(Collected data entries)
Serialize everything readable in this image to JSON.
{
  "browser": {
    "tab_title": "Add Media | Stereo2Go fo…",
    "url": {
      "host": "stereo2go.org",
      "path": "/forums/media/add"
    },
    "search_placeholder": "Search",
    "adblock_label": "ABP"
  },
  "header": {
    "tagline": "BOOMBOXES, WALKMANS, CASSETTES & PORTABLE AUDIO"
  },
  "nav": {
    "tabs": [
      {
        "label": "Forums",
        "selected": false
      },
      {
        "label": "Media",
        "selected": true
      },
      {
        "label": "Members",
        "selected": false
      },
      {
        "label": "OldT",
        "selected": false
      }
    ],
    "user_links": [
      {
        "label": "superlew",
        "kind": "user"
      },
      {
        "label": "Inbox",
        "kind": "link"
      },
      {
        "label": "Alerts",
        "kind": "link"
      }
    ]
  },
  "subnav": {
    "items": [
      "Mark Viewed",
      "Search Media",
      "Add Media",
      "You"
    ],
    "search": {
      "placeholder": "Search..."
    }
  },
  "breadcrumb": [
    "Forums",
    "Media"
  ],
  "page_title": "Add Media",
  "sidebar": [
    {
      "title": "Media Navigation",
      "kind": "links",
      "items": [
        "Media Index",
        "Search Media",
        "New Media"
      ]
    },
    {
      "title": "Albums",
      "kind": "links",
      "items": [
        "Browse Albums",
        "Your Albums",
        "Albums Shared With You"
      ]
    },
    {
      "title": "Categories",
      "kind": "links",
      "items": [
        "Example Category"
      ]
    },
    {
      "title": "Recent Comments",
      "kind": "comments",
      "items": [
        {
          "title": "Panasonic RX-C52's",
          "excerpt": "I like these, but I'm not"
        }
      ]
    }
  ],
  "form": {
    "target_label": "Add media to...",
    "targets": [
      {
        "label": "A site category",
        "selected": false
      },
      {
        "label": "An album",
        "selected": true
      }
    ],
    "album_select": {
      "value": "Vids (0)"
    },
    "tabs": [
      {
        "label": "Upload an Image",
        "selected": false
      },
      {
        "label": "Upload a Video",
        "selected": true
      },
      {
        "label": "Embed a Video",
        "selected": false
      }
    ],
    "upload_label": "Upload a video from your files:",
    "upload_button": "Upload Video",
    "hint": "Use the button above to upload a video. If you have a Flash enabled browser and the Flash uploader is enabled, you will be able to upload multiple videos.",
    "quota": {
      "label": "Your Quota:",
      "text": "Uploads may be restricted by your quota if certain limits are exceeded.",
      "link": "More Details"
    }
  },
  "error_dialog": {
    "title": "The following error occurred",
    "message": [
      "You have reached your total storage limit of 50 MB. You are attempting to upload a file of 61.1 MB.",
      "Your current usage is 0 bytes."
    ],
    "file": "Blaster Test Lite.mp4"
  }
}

> _Task goal_: Exactly reproduce every record.

> _In response_:
Serialize everything readable in this image to JSON.
{
  "browser": {
    "tab_title": "Add Media | Stereo2Go fo…",
    "url": {
      "host": "stereo2go.org",
      "path": "/forums/media/add"
    },
    "search_placeholder": "Search",
    "adblock_label": "ABP"
  },
  "header": {
    "tagline": "BOOMBOXES, WALKMANS, CASSETTES & PORTABLE AUDIO"
  },
  "nav": {
    "tabs": [
      {
        "label": "Forums",
        "selected": false
      },
      {
        "label": "Media",
        "selected": true
      },
      {
        "label": "Members",
        "selected": false
      },
      {
        "label": "OldT",
        "selected": false
      }
    ],
    "user_links": [
      {
        "label": "superlew",
        "kind": "user"
      },
      {
        "label": "Inbox",
        "kind": "link"
      },
      {
        "label": "Alerts",
        "kind": "link"
      }
    ]
  },
  "subnav": {
    "items": [
      "Mark Viewed",
      "Search Media",
      "Add Media",
      "You"
    ],
    "search": {
      "placeholder": "Search..."
    }
  },
  "breadcrumb": [
    "Forums",
    "Media"
  ],
  "page_title": "Add Media",
  "sidebar": [
    {
      "title": "Media Navigation",
      "kind": "links",
      "items": [
        "Media Index",
        "Search Media",
        "New Media"
      ]
    },
    {
      "title": "Albums",
      "kind": "links",
      "items": [
        "Browse Albums",
        "Your Albums",
        "Albums Shared With You"
      ]
    },
    {
      "title": "Categories",
      "kind": "links",
      "items": [
        "Example Category"
      ]
    },
    {
      "title": "Recent Comments",
      "kind": "comments",
      "items": [
        {
          "title": "Panasonic RX-C52's",
          "excerpt": "I like these, but I'm not"
        }
      ]
    }
  ],
  "form": {
    "target_label": "Add media to...",
    "targets": [
      {
        "label": "A site category",
        "selected": false
      },
      {
        "label": "An album",
        "selected": true
      }
    ],
    "album_select": {
      "value": "Vids (0)"
    },
    "tabs": [
      {
        "label": "Upload an Image",
        "selected": false
      },
      {
        "label": "Upload a Video",
        "selected": true
      },
      {
        "label": "Embed a Video",
        "selected": false
      }
    ],
    "upload_label": "Upload a video from your files:",
    "upload_button": "Upload Video",
    "hint": "Use the button above to upload a video. If you have a Flash enabled browser and the Flash uploader is enabled, you will be able to upload multiple videos.",
    "quota": {
      "label": "Your Quota:",
      "text": "Uploads may be restricted by your quota if certain limits are exceeded.",
      "link": "More Details"
    }
  },
  "error_dialog": {
    "title": "The following error occurred",
    "message": [
      "You have reached your total storage limit of 50 MB. You are attempting to upload a file of 61.1 MB.",
      "Your current usage is 0 bytes."
    ],
    "file": "Blaster Test Lite.mp4"
  }
}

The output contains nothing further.